[Extracted records]
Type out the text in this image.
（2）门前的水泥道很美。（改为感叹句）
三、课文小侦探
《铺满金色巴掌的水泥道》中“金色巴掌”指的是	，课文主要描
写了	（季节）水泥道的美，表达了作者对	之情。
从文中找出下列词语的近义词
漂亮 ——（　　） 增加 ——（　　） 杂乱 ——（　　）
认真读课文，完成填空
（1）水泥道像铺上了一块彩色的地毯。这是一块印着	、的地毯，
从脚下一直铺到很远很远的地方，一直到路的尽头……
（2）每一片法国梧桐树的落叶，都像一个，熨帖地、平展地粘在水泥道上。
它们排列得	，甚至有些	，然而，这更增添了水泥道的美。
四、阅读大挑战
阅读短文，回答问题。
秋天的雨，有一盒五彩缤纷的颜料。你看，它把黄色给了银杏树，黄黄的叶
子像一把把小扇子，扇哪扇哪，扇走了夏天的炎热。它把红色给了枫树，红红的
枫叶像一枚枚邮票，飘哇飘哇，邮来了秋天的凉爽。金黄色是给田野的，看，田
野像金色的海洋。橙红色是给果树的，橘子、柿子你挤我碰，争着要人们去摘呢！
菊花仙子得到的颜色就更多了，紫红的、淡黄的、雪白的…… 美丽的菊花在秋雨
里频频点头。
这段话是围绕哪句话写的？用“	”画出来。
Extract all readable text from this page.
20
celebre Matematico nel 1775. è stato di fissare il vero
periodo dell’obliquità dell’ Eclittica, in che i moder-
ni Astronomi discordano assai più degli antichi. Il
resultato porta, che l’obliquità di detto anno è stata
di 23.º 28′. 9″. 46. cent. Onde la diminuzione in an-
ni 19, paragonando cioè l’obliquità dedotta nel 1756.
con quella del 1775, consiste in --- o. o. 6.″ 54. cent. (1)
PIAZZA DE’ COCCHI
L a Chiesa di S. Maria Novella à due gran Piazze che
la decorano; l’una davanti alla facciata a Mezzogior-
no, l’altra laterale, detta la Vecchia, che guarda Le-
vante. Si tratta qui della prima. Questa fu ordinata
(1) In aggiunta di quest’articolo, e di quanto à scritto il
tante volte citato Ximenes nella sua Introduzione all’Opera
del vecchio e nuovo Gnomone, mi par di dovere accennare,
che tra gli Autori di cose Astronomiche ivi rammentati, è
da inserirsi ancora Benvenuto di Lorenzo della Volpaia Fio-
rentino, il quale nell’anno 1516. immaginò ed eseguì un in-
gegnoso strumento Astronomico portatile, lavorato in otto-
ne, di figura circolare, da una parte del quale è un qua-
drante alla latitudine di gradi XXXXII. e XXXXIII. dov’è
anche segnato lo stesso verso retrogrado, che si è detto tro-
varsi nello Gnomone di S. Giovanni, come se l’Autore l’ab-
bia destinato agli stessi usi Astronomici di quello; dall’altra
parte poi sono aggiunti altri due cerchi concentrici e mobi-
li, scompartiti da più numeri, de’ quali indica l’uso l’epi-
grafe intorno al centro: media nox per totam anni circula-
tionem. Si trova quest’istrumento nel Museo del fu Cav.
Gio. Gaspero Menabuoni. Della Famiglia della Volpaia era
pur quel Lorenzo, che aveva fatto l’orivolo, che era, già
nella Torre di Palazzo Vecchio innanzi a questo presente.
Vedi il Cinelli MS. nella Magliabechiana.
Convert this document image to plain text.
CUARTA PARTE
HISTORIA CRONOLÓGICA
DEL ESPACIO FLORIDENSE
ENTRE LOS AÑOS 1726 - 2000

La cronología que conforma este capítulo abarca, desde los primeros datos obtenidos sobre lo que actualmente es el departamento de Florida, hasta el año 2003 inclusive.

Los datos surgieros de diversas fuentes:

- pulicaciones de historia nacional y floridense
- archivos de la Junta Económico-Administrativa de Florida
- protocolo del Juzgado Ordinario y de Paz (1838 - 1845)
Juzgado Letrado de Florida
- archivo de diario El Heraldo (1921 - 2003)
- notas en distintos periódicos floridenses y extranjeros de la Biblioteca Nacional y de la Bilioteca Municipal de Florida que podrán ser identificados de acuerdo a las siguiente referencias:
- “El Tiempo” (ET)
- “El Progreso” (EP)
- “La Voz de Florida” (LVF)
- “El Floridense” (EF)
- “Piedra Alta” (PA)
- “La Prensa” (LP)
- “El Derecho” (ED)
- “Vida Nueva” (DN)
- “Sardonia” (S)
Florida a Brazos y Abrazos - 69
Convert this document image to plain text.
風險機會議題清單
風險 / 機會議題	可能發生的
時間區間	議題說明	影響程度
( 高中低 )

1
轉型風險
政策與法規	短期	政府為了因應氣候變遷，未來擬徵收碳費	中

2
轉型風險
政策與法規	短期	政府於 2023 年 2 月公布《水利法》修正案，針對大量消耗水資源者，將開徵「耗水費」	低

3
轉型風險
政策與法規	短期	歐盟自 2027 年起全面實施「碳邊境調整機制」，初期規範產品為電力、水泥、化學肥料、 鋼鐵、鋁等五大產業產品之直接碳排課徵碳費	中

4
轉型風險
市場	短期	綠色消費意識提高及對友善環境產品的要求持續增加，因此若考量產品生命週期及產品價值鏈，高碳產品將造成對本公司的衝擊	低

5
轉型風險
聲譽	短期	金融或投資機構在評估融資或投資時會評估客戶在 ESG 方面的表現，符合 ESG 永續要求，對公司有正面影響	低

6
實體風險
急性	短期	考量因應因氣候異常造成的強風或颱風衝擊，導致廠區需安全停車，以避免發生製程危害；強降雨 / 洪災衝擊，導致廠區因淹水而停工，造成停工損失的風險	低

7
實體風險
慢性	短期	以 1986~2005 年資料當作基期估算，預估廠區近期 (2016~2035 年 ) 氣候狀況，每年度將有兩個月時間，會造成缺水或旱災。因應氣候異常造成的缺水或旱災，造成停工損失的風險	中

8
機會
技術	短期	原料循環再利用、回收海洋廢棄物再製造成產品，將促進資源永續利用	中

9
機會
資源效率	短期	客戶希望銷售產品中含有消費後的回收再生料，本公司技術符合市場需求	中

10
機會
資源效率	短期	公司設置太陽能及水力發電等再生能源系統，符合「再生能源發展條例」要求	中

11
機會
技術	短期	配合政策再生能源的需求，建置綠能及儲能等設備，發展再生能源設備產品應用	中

◆ Exercise directions: Write out every line from the records above, word for word.

◆ Solution to this exercise:
Type out the text in this image.
（2）门前的水泥道很美。（改为感叹句）
三、课文小侦探
《铺满金色巴掌的水泥道》中“金色巴掌”指的是	，课文主要描
写了	（季节）水泥道的美，表达了作者对	之情。
从文中找出下列词语的近义词
漂亮 ——（　　） 增加 ——（　　） 杂乱 ——（　　）
认真读课文，完成填空
（1）水泥道像铺上了一块彩色的地毯。这是一块印着	、的地毯，
从脚下一直铺到很远很远的地方，一直到路的尽头……
（2）每一片法国梧桐树的落叶，都像一个，熨帖地、平展地粘在水泥道上。
它们排列得	，甚至有些	，然而，这更增添了水泥道的美。
四、阅读大挑战
阅读短文，回答问题。
秋天的雨，有一盒五彩缤纷的颜料。你看，它把黄色给了银杏树，黄黄的叶
子像一把把小扇子，扇哪扇哪，扇走了夏天的炎热。它把红色给了枫树，红红的
枫叶像一枚枚邮票，飘哇飘哇，邮来了秋天的凉爽。金黄色是给田野的，看，田
野像金色的海洋。橙红色是给果树的，橘子、柿子你挤我碰，争着要人们去摘呢！
菊花仙子得到的颜色就更多了，紫红的、淡黄的、雪白的…… 美丽的菊花在秋雨
里频频点头。
这段话是围绕哪句话写的？用“	”画出来。
Extract all readable text from this page.
20
celebre Matematico nel 1775. è stato di fissare il vero
periodo dell’obliquità dell’ Eclittica, in che i moder-
ni Astronomi discordano assai più degli antichi. Il
resultato porta, che l’obliquità di detto anno è stata
di 23.º 28′. 9″. 46. cent. Onde la diminuzione in an-
ni 19, paragonando cioè l’obliquità dedotta nel 1756.
con quella del 1775, consiste in --- o. o. 6.″ 54. cent. (1)
PIAZZA DE’ COCCHI
L a Chiesa di S. Maria Novella à due gran Piazze che
la decorano; l’una davanti alla facciata a Mezzogior-
no, l’altra laterale, detta la Vecchia, che guarda Le-
vante. Si tratta qui della prima. Questa fu ordinata
(1) In aggiunta di quest’articolo, e di quanto à scritto il
tante volte citato Ximenes nella sua Introduzione all’Opera
del vecchio e nuovo Gnomone, mi par di dovere accennare,
che tra gli Autori di cose Astronomiche ivi rammentati, è
da inserirsi ancora Benvenuto di Lorenzo della Volpaia Fio-
rentino, il quale nell’anno 1516. immaginò ed eseguì un in-
gegnoso strumento Astronomico portatile, lavorato in otto-
ne, di figura circolare, da una parte del quale è un qua-
drante alla latitudine di gradi XXXXII. e XXXXIII. dov’è
anche segnato lo stesso verso retrogrado, che si è detto tro-
varsi nello Gnomone di S. Giovanni, come se l’Autore l’ab-
bia destinato agli stessi usi Astronomici di quello; dall’altra
parte poi sono aggiunti altri due cerchi concentrici e mobi-
li, scompartiti da più numeri, de’ quali indica l’uso l’epi-
grafe intorno al centro: media nox per totam anni circula-
tionem. Si trova quest’istrumento nel Museo del fu Cav.
Gio. Gaspero Menabuoni. Della Famiglia della Volpaia era
pur quel Lorenzo, che aveva fatto l’orivolo, che era, già
nella Torre di Palazzo Vecchio innanzi a questo presente.
Vedi il Cinelli MS. nella Magliabechiana.
Convert this document image to plain text.
CUARTA PARTE
HISTORIA CRONOLÓGICA
DEL ESPACIO FLORIDENSE
ENTRE LOS AÑOS 1726 - 2000

La cronología que conforma este capítulo abarca, desde los primeros datos obtenidos sobre lo que actualmente es el departamento de Florida, hasta el año 2003 inclusive.

Los datos surgieros de diversas fuentes:

- pulicaciones de historia nacional y floridense
- archivos de la Junta Económico-Administrativa de Florida
- protocolo del Juzgado Ordinario y de Paz (1838 - 1845)
Juzgado Letrado de Florida
- archivo de diario El Heraldo (1921 - 2003)
- notas en distintos periódicos floridenses y extranjeros de la Biblioteca Nacional y de la Bilioteca Municipal de Florida que podrán ser identificados de acuerdo a las siguiente referencias:
- “El Tiempo” (ET)
- “El Progreso” (EP)
- “La Voz de Florida” (LVF)
- “El Floridense” (EF)
- “Piedra Alta” (PA)
- “La Prensa” (LP)
- “El Derecho” (ED)
- “Vida Nueva” (DN)
- “Sardonia” (S)
Florida a Brazos y Abrazos - 69
Convert this document image to plain text.
風險機會議題清單
風險 / 機會議題	可能發生的
時間區間	議題說明	影響程度
( 高中低 )

1
轉型風險
政策與法規	短期	政府為了因應氣候變遷，未來擬徵收碳費	中

2
轉型風險
政策與法規	短期	政府於 2023 年 2 月公布《水利法》修正案，針對大量消耗水資源者，將開徵「耗水費」	低

3
轉型風險
政策與法規	短期	歐盟自 2027 年起全面實施「碳邊境調整機制」，初期規範產品為電力、水泥、化學肥料、 鋼鐵、鋁等五大產業產品之直接碳排課徵碳費	中

4
轉型風險
市場	短期	綠色消費意識提高及對友善環境產品的要求持續增加，因此若考量產品生命週期及產品價值鏈，高碳產品將造成對本公司的衝擊	低

5
轉型風險
聲譽	短期	金融或投資機構在評估融資或投資時會評估客戶在 ESG 方面的表現，符合 ESG 永續要求，對公司有正面影響	低

6
實體風險
急性	短期	考量因應因氣候異常造成的強風或颱風衝擊，導致廠區需安全停車，以避免發生製程危害；強降雨 / 洪災衝擊，導致廠區因淹水而停工，造成停工損失的風險	低

7
實體風險
慢性	短期	以 1986~2005 年資料當作基期估算，預估廠區近期 (2016~2035 年 ) 氣候狀況，每年度將有兩個月時間，會造成缺水或旱災。因應氣候異常造成的缺水或旱災，造成停工損失的風險	中

8
機會
技術	短期	原料循環再利用、回收海洋廢棄物再製造成產品，將促進資源永續利用	中

9
機會
資源效率	短期	客戶希望銷售產品中含有消費後的回收再生料，本公司技術符合市場需求	中

10
機會
資源效率	短期	公司設置太陽能及水力發電等再生能源系統，符合「再生能源發展條例」要求	中

11
機會
技術	短期	配合政策再生能源的需求，建置綠能及儲能等設備，發展再生能源設備產品應用	中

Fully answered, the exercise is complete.